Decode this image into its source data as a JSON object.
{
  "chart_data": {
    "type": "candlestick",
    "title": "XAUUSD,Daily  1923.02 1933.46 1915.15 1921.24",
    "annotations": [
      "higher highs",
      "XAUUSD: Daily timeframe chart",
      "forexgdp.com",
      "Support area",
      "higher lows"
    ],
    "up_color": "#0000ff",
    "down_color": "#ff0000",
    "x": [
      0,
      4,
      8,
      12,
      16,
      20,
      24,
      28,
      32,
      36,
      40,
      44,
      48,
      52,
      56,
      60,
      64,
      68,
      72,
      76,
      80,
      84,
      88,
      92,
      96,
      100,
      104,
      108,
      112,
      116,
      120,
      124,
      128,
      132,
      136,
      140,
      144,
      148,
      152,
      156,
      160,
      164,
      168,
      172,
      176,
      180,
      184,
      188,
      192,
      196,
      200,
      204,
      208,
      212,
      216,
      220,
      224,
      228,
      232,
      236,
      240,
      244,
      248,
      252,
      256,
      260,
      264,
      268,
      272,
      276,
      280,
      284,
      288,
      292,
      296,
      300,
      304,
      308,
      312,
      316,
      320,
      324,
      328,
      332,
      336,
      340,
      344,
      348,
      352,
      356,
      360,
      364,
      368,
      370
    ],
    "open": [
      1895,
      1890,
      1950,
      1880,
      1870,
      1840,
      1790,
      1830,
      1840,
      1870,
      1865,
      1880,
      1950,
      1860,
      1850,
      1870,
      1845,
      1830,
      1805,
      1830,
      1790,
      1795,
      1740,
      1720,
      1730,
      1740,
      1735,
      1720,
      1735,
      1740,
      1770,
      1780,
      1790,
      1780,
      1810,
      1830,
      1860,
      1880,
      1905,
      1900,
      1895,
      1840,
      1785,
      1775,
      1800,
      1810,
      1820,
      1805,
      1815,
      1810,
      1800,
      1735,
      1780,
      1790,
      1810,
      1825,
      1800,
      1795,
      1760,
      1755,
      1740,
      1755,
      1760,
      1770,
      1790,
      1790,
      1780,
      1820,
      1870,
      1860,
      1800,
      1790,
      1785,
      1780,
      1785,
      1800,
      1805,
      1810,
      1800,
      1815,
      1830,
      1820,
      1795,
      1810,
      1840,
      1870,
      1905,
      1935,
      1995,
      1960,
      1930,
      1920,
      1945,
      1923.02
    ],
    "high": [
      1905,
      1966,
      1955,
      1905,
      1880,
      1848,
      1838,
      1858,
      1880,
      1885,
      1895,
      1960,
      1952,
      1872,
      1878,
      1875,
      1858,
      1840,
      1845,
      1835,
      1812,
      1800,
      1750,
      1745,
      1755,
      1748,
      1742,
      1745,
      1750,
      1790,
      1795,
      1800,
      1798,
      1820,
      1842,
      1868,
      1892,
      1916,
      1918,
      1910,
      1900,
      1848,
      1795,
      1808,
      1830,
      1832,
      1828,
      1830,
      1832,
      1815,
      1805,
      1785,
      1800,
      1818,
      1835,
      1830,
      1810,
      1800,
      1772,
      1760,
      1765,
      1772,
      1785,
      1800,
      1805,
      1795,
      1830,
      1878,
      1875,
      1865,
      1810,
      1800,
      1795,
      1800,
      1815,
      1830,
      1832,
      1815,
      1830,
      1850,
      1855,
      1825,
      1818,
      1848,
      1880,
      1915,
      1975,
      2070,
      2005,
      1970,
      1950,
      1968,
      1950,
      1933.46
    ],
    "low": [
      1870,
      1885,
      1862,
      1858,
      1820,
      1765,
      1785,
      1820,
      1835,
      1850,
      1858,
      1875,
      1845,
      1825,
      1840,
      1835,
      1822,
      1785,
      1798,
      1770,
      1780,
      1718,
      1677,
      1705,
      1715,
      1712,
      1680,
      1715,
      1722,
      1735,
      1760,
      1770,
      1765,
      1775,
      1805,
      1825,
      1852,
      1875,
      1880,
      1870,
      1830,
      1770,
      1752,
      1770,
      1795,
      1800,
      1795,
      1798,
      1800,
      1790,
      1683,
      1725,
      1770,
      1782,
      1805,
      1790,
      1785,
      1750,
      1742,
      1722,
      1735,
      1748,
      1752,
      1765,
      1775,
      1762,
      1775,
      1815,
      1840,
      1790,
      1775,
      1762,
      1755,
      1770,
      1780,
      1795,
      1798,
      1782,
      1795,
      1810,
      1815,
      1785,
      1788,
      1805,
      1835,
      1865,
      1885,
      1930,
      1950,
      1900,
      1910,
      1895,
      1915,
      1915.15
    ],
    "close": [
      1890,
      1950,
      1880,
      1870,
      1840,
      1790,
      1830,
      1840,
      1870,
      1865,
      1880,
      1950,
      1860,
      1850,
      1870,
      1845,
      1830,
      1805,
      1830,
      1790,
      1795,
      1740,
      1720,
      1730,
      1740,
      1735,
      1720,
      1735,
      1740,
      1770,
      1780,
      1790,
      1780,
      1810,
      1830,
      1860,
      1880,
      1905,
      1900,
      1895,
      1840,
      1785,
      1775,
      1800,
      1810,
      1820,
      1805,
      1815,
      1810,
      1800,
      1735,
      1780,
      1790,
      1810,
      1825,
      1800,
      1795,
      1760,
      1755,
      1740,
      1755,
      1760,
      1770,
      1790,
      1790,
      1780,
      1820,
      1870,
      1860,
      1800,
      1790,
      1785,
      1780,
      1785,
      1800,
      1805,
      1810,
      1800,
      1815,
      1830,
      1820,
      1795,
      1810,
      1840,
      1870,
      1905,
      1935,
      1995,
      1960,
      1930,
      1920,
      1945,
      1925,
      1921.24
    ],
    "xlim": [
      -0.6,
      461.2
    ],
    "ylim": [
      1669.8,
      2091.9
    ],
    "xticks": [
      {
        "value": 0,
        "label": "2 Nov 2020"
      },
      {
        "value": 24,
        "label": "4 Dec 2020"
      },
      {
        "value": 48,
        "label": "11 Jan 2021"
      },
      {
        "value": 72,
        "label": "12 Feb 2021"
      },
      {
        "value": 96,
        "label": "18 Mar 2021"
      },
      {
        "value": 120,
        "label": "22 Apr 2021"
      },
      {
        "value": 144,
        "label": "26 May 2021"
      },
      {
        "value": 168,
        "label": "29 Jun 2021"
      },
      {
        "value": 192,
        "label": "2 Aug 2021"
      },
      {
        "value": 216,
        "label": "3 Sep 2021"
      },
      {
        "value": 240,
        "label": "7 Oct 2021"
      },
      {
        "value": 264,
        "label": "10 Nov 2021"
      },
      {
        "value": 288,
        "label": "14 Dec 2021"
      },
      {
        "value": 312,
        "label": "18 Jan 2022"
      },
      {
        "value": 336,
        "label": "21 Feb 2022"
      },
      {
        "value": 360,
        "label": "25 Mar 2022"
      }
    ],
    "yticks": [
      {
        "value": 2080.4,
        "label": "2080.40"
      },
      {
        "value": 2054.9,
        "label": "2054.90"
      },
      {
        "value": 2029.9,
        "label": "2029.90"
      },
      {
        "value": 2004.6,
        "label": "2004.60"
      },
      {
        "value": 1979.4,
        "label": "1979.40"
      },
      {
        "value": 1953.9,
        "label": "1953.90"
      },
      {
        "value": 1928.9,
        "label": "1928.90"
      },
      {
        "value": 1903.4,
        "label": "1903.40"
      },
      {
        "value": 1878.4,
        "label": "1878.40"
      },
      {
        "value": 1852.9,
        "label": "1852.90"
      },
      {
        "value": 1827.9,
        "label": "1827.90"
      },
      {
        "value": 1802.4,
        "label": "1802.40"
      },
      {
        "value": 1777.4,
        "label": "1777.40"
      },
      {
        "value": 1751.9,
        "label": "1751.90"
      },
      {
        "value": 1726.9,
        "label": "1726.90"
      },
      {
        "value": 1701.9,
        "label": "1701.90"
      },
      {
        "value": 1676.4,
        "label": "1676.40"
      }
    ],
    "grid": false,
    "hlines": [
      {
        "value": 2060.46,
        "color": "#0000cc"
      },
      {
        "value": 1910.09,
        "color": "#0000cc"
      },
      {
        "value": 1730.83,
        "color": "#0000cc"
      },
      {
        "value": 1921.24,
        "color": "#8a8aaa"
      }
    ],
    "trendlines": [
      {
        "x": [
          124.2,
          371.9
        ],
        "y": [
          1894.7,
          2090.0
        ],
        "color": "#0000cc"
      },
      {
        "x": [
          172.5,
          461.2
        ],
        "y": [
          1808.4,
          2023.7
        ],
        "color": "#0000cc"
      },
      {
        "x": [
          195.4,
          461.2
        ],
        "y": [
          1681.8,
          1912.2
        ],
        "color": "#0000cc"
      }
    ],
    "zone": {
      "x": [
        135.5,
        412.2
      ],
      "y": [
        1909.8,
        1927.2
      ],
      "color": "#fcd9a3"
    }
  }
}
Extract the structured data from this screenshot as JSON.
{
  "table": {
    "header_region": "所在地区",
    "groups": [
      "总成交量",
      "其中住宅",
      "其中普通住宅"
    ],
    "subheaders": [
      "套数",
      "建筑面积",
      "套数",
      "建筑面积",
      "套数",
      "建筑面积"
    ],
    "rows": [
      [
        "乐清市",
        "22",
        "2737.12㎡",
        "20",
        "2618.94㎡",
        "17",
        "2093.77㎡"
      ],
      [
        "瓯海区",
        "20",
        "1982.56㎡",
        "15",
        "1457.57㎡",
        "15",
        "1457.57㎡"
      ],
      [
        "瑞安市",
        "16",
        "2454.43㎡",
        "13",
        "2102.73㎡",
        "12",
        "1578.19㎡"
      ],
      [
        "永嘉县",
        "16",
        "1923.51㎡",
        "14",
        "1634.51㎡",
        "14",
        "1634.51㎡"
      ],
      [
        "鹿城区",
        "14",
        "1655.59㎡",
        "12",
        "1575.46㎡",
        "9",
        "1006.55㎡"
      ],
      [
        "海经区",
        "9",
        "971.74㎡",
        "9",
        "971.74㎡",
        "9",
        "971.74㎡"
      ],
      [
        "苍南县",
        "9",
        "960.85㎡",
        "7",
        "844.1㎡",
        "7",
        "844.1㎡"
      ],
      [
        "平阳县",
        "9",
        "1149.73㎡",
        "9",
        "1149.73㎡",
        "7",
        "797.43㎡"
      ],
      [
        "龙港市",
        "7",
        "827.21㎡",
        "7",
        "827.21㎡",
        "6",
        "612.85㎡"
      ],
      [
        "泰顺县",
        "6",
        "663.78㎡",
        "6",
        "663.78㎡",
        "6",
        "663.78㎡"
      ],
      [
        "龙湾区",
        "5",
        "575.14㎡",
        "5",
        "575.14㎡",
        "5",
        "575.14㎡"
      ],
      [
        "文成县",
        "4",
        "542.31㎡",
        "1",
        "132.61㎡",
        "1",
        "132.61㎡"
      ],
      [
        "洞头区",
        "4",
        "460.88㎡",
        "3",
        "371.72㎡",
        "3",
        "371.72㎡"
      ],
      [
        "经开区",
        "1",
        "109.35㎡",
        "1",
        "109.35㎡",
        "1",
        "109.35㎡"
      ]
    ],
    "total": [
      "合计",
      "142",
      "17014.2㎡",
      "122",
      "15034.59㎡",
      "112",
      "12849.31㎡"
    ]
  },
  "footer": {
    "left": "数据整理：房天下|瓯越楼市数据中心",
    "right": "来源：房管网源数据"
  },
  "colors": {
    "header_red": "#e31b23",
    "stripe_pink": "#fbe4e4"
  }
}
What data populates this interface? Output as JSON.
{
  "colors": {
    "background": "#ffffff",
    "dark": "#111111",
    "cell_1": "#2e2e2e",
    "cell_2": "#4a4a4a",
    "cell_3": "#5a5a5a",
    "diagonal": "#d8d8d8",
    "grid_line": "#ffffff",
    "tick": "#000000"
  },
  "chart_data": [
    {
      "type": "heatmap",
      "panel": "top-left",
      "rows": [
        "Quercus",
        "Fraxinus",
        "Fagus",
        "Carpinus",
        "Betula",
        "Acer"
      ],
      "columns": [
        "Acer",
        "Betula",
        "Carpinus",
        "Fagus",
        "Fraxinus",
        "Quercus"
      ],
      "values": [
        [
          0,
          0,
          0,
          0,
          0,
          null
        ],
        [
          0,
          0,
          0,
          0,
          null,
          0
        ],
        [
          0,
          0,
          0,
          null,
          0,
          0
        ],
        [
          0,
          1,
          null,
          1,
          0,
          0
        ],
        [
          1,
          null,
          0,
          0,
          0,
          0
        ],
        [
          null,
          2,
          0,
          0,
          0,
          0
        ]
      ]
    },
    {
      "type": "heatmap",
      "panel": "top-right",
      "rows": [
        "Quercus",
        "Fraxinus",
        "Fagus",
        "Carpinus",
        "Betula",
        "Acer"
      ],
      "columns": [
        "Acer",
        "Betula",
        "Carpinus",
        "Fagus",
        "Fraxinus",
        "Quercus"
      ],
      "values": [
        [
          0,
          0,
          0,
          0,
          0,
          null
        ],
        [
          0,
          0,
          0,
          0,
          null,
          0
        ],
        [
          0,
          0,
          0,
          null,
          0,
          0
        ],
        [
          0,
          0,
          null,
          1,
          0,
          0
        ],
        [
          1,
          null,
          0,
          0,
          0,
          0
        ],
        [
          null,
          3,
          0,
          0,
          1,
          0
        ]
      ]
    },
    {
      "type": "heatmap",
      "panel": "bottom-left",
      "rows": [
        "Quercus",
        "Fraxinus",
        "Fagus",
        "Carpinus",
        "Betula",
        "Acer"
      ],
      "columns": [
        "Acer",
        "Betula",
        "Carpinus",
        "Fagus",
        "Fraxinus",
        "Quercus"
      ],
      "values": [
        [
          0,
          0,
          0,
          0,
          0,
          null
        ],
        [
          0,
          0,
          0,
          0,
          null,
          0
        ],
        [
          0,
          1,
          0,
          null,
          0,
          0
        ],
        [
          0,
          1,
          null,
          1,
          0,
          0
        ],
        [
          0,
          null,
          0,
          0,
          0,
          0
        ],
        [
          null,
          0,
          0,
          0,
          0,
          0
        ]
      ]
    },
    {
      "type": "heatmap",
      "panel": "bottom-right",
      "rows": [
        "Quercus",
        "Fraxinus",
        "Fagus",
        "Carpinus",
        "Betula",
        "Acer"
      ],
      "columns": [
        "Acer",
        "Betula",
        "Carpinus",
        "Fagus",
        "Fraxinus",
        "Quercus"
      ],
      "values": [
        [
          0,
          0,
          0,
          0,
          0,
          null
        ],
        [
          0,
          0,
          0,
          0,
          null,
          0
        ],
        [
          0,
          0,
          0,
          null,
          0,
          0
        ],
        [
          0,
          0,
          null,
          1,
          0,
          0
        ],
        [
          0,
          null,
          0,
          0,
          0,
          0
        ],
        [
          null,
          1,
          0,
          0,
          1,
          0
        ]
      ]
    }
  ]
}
# # # #
Work to complete:
Return only those lines of the records that contain the string "right".

Task result:
    "right": "来源：房管网源数据"
      "panel": "top-right",
      "panel": "bottom-right",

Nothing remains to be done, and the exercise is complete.